** BEGIN **

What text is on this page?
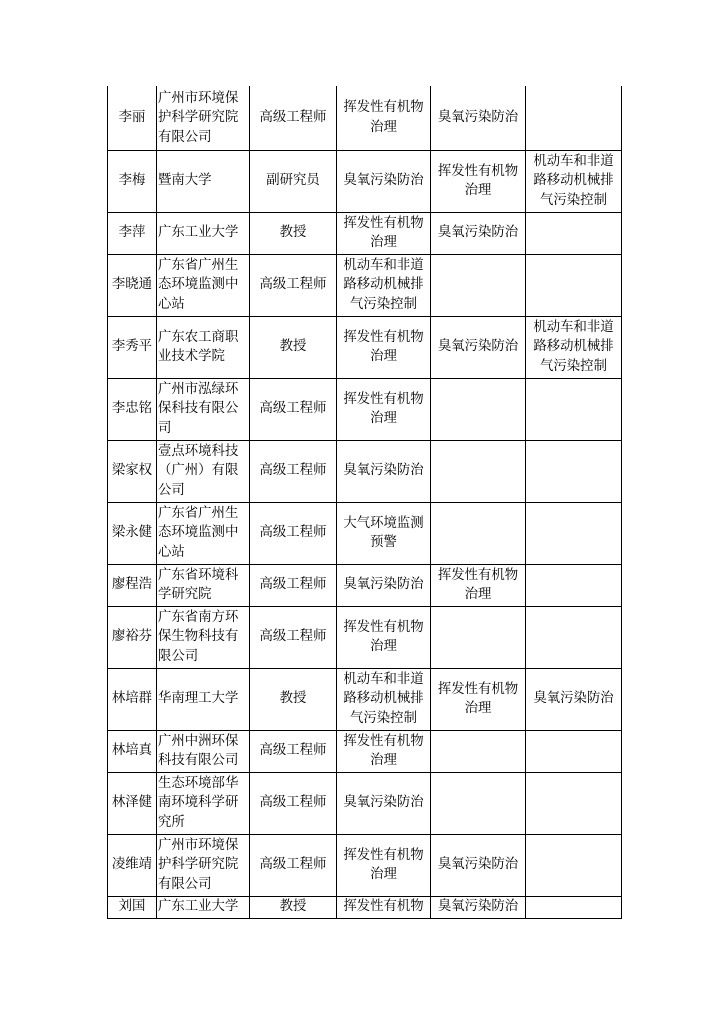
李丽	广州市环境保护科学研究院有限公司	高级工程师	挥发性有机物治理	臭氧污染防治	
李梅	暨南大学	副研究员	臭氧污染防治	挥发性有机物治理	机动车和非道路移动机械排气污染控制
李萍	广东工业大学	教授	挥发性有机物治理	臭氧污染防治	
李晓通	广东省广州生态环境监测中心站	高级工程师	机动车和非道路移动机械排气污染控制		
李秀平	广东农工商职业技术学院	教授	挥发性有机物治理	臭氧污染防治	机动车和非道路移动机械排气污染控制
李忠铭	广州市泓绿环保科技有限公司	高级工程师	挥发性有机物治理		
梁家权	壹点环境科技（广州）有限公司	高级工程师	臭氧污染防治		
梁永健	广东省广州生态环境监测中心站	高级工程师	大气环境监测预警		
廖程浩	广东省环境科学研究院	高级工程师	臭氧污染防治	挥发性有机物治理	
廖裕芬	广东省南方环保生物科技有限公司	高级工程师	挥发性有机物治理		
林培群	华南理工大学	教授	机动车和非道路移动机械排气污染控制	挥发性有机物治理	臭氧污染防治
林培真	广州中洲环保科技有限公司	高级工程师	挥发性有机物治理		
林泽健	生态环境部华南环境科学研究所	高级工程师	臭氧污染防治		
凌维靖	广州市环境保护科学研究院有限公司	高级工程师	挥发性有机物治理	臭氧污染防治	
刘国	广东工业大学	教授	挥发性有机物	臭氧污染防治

** END **
** BEGIN **

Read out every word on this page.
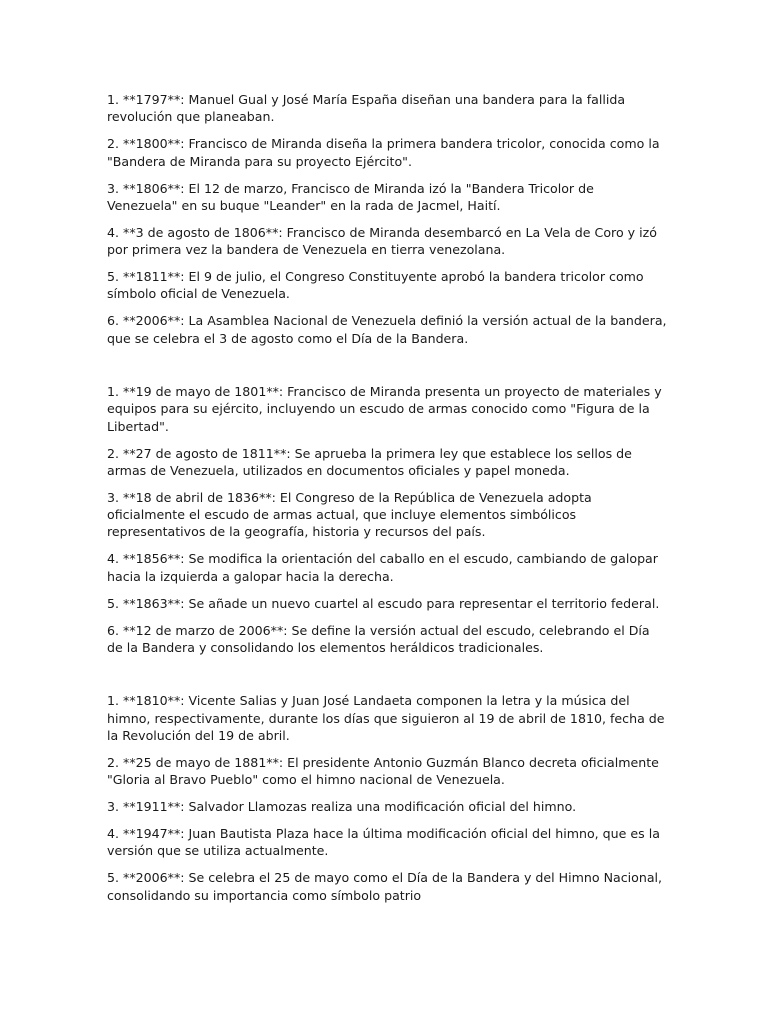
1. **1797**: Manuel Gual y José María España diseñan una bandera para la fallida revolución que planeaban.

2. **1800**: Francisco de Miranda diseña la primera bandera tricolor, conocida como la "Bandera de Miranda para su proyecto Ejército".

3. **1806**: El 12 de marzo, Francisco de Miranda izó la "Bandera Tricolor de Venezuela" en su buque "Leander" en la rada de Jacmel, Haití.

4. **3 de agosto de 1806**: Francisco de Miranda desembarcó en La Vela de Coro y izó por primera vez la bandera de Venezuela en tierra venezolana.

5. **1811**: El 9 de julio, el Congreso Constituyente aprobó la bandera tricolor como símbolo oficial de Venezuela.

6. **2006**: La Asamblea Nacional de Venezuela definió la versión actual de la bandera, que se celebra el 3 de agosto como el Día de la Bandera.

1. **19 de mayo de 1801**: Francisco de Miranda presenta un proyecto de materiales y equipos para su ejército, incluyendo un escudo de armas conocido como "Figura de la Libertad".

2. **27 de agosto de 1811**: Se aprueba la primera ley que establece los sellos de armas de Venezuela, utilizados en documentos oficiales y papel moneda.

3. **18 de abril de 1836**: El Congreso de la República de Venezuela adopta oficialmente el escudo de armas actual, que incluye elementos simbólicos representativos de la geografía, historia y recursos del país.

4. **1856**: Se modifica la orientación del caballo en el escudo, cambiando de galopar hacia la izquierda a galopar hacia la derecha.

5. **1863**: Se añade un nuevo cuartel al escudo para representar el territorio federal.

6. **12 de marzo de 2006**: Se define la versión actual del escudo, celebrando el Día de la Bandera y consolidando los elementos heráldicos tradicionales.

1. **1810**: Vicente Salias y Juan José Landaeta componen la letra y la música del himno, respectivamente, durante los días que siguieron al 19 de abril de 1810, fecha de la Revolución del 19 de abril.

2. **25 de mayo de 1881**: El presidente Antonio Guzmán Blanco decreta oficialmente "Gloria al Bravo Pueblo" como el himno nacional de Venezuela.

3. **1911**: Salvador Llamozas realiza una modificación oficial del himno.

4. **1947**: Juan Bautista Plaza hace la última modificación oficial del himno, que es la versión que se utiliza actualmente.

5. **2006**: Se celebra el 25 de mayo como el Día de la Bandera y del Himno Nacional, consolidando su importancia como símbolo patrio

** END **
** BEGIN **

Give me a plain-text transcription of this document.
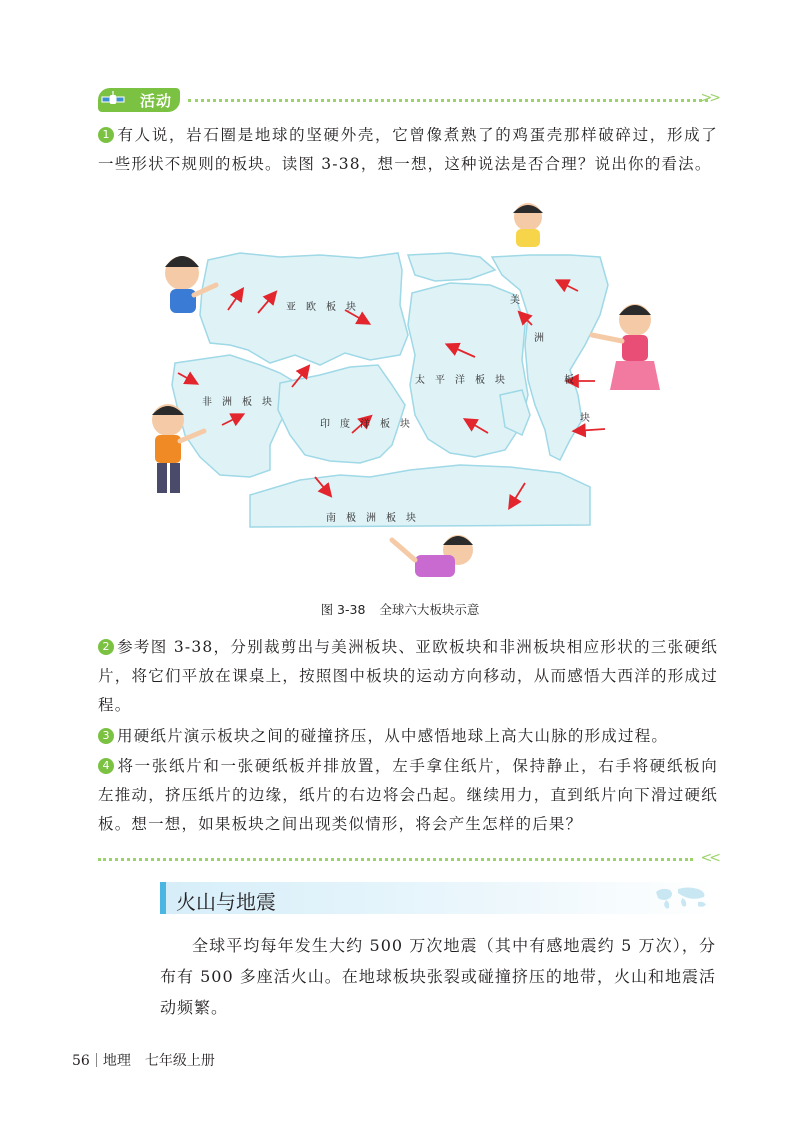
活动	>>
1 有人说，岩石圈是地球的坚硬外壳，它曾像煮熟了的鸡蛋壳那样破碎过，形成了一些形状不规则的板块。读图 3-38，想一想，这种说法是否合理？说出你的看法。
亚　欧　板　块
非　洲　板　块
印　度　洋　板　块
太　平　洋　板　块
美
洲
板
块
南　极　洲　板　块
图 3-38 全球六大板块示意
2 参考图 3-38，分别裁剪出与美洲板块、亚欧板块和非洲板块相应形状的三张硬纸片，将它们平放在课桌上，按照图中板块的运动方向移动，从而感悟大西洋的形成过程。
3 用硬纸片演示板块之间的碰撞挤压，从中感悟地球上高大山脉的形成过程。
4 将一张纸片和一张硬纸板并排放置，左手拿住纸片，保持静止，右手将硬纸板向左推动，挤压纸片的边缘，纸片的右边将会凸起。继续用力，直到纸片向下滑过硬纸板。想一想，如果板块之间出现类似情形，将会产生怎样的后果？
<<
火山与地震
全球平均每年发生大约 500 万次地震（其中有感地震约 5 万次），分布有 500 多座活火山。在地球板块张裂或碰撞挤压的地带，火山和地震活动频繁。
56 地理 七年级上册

** END **

▸ **Short problem**
Copy all lines from the listing that contain "símbolo".

▸ **Exercise answer**
5. **1811**: El 9 de julio, el Congreso Constituyente aprobó la bandera tricolor como símbolo oficial de Venezuela.
5. **2006**: Se celebra el 25 de mayo como el Día de la Bandera y del Himno Nacional, consolidando su importancia como símbolo patrio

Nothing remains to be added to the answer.